AIM OF THE TASK: Reproduce each line exactly, including spacing and punctuation.

SUPPLIED RECORDS:
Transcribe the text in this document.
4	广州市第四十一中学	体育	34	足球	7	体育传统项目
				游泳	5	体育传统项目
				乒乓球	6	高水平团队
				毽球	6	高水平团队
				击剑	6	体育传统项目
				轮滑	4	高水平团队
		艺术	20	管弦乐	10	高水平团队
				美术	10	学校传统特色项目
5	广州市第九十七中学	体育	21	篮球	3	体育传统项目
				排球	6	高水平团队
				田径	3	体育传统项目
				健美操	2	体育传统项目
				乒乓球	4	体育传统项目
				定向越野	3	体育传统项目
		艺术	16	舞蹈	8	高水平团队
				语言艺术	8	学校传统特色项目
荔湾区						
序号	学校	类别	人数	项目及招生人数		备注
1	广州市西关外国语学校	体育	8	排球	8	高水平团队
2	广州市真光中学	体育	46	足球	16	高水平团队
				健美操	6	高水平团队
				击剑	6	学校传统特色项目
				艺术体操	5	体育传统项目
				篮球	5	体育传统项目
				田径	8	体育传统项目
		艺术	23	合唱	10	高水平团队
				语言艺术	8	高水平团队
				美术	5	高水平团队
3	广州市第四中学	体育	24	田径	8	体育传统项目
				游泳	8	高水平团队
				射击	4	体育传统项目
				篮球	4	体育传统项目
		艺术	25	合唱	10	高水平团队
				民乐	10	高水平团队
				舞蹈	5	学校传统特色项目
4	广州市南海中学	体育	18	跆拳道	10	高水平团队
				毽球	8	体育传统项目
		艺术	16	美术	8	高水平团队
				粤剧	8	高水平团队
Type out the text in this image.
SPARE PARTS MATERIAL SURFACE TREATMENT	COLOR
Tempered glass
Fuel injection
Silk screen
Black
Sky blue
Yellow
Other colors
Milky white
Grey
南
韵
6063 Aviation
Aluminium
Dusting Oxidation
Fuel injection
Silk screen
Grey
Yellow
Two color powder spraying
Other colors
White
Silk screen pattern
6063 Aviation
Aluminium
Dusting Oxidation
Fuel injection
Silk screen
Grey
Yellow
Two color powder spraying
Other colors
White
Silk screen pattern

EXERCISE RESPONSE:
Transcribe the text in this document.
4	广州市第四十一中学	体育	34	足球	7	体育传统项目
				游泳	5	体育传统项目
				乒乓球	6	高水平团队
				毽球	6	高水平团队
				击剑	6	体育传统项目
				轮滑	4	高水平团队
		艺术	20	管弦乐	10	高水平团队
				美术	10	学校传统特色项目
5	广州市第九十七中学	体育	21	篮球	3	体育传统项目
				排球	6	高水平团队
				田径	3	体育传统项目
				健美操	2	体育传统项目
				乒乓球	4	体育传统项目
				定向越野	3	体育传统项目
		艺术	16	舞蹈	8	高水平团队
				语言艺术	8	学校传统特色项目
荔湾区						
序号	学校	类别	人数	项目及招生人数		备注
1	广州市西关外国语学校	体育	8	排球	8	高水平团队
2	广州市真光中学	体育	46	足球	16	高水平团队
				健美操	6	高水平团队
				击剑	6	学校传统特色项目
				艺术体操	5	体育传统项目
				篮球	5	体育传统项目
				田径	8	体育传统项目
		艺术	23	合唱	10	高水平团队
				语言艺术	8	高水平团队
				美术	5	高水平团队
3	广州市第四中学	体育	24	田径	8	体育传统项目
				游泳	8	高水平团队
				射击	4	体育传统项目
				篮球	4	体育传统项目
		艺术	25	合唱	10	高水平团队
				民乐	10	高水平团队
				舞蹈	5	学校传统特色项目
4	广州市南海中学	体育	18	跆拳道	10	高水平团队
				毽球	8	体育传统项目
		艺术	16	美术	8	高水平团队
				粤剧	8	高水平团队
Type out the text in this image.
SPARE PARTS MATERIAL SURFACE TREATMENT	COLOR
Tempered glass
Fuel injection
Silk screen
Black
Sky blue
Yellow
Other colors
Milky white
Grey
南
韵
6063 Aviation
Aluminium
Dusting Oxidation
Fuel injection
Silk screen
Grey
Yellow
Two color powder spraying
Other colors
White
Silk screen pattern
6063 Aviation
Aluminium
Dusting Oxidation
Fuel injection
Silk screen
Grey
Yellow
Two color powder spraying
Other colors
White
Silk screen pattern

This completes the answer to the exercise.